Go over the listing below line by line and tally those containing "Area". Give only the tally.

(Items from a figure collection)
[start]

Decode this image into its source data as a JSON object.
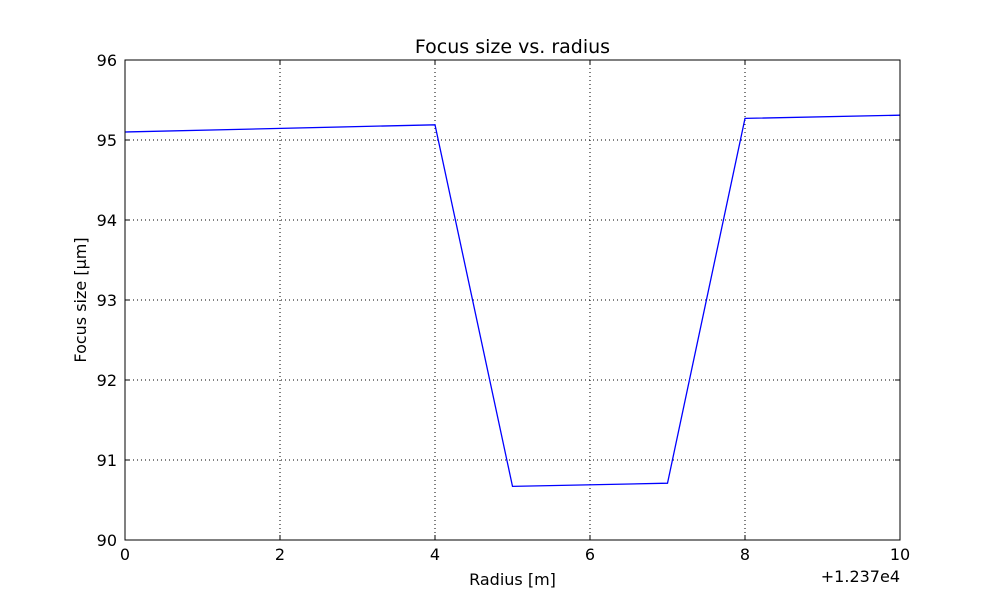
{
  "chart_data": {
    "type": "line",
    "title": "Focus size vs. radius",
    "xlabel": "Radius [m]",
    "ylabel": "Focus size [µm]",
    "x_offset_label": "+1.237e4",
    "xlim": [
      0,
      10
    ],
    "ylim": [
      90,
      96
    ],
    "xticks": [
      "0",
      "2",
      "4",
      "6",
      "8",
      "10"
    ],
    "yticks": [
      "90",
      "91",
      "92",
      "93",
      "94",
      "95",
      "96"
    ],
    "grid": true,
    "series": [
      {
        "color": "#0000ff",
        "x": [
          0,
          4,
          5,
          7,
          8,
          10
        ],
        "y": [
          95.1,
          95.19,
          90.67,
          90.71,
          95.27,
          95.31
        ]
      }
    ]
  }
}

[end]
[start]

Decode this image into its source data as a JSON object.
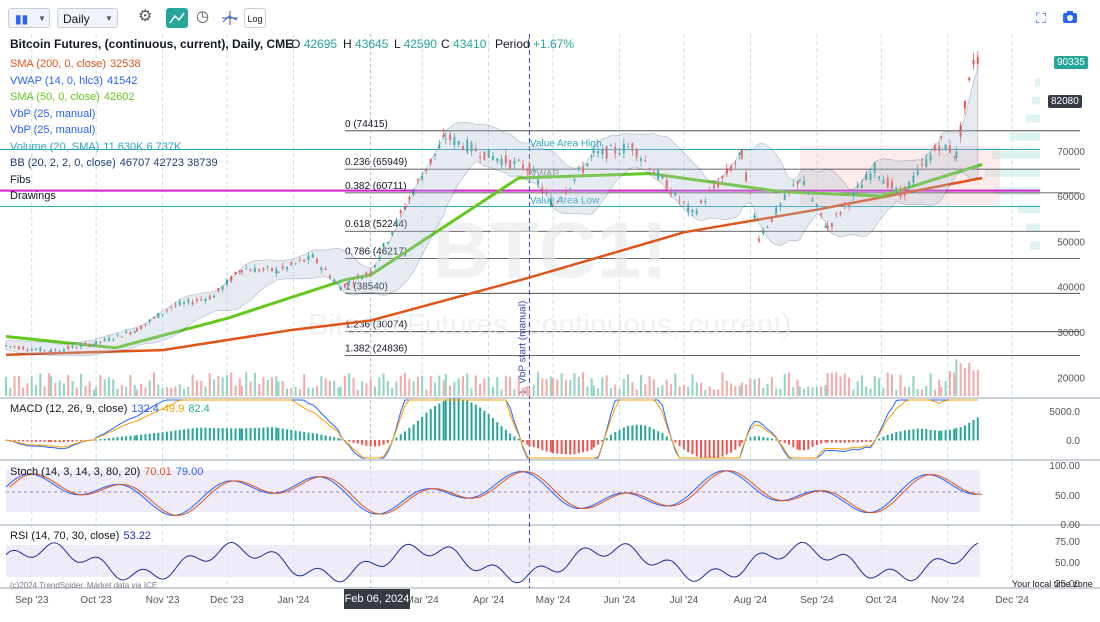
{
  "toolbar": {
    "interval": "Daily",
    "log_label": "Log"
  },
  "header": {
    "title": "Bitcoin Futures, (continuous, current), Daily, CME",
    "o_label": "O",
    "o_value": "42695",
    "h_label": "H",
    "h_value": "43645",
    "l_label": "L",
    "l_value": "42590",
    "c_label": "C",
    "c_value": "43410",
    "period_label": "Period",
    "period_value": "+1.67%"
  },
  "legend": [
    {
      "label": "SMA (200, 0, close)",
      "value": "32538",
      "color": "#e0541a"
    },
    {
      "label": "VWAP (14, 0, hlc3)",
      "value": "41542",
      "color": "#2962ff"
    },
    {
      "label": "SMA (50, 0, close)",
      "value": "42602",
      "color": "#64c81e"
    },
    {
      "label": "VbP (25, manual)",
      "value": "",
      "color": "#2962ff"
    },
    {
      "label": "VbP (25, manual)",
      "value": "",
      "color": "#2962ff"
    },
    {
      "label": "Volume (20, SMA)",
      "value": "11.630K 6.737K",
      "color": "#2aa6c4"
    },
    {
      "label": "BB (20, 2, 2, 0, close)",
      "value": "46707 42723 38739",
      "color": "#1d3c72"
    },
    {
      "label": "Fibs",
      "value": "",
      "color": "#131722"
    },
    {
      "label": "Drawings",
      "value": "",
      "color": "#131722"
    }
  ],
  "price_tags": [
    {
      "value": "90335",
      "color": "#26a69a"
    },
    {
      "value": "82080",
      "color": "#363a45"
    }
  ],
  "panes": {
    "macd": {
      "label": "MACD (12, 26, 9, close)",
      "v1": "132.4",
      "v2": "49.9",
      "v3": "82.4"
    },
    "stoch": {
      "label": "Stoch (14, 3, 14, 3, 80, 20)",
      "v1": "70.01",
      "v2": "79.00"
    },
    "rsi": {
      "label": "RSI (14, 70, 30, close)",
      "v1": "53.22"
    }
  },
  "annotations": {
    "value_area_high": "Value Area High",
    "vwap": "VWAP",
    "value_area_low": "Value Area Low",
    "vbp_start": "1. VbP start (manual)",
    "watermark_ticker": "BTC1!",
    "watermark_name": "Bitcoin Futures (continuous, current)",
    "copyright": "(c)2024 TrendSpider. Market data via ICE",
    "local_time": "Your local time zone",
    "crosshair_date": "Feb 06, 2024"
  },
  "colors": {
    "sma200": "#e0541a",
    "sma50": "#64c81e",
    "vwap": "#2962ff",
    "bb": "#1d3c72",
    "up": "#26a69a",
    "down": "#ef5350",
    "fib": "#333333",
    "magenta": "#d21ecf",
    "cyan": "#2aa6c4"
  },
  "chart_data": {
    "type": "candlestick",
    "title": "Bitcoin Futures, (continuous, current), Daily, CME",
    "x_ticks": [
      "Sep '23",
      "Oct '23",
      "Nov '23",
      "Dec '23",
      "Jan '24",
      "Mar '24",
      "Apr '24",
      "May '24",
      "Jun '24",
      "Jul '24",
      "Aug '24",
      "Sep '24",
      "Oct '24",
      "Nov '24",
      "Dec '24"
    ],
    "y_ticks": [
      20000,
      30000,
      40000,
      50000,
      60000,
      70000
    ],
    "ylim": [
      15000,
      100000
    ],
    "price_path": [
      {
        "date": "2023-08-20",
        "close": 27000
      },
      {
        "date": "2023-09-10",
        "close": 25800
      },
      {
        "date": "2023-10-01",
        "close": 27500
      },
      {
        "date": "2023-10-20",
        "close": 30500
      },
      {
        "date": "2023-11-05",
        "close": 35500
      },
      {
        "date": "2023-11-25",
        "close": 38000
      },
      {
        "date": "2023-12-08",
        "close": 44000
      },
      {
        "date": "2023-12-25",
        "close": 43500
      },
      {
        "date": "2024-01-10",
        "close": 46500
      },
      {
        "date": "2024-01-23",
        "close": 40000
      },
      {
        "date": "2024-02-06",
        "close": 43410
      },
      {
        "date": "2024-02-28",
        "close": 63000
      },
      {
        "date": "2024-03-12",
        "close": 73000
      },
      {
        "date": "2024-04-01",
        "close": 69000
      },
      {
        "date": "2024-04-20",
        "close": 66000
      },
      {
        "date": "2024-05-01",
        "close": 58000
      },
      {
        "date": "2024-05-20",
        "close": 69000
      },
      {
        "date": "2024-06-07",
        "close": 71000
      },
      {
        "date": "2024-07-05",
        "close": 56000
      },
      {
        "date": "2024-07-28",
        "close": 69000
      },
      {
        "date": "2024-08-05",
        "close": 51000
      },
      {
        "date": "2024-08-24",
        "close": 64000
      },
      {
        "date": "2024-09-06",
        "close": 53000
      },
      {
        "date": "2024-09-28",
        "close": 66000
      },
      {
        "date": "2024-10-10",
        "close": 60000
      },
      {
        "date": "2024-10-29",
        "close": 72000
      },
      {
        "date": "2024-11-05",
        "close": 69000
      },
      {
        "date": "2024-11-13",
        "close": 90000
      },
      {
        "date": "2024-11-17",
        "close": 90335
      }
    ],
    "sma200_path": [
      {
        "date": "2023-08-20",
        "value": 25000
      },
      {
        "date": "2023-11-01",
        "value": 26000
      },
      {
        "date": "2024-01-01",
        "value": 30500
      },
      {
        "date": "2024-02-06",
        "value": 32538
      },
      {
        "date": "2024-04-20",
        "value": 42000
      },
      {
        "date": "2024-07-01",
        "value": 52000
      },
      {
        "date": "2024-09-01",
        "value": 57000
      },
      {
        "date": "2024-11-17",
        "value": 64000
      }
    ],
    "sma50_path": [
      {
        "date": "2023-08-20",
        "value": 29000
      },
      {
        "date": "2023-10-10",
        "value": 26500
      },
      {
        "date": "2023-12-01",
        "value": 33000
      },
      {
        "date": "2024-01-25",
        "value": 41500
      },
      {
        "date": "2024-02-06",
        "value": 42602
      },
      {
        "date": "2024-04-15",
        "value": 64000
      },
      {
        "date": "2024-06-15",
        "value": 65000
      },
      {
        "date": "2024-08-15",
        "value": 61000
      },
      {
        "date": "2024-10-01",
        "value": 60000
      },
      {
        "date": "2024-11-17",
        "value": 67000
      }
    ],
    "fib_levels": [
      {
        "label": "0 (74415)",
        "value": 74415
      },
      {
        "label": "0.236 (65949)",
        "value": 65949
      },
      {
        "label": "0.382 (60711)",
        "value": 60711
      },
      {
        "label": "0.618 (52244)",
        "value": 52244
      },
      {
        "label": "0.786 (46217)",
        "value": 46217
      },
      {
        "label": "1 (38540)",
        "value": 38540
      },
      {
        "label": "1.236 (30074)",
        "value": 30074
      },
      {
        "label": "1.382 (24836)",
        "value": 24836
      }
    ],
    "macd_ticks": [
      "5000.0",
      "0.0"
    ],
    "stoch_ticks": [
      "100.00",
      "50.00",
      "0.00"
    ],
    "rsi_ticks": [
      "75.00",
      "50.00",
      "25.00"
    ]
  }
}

[end]

> Correct response
2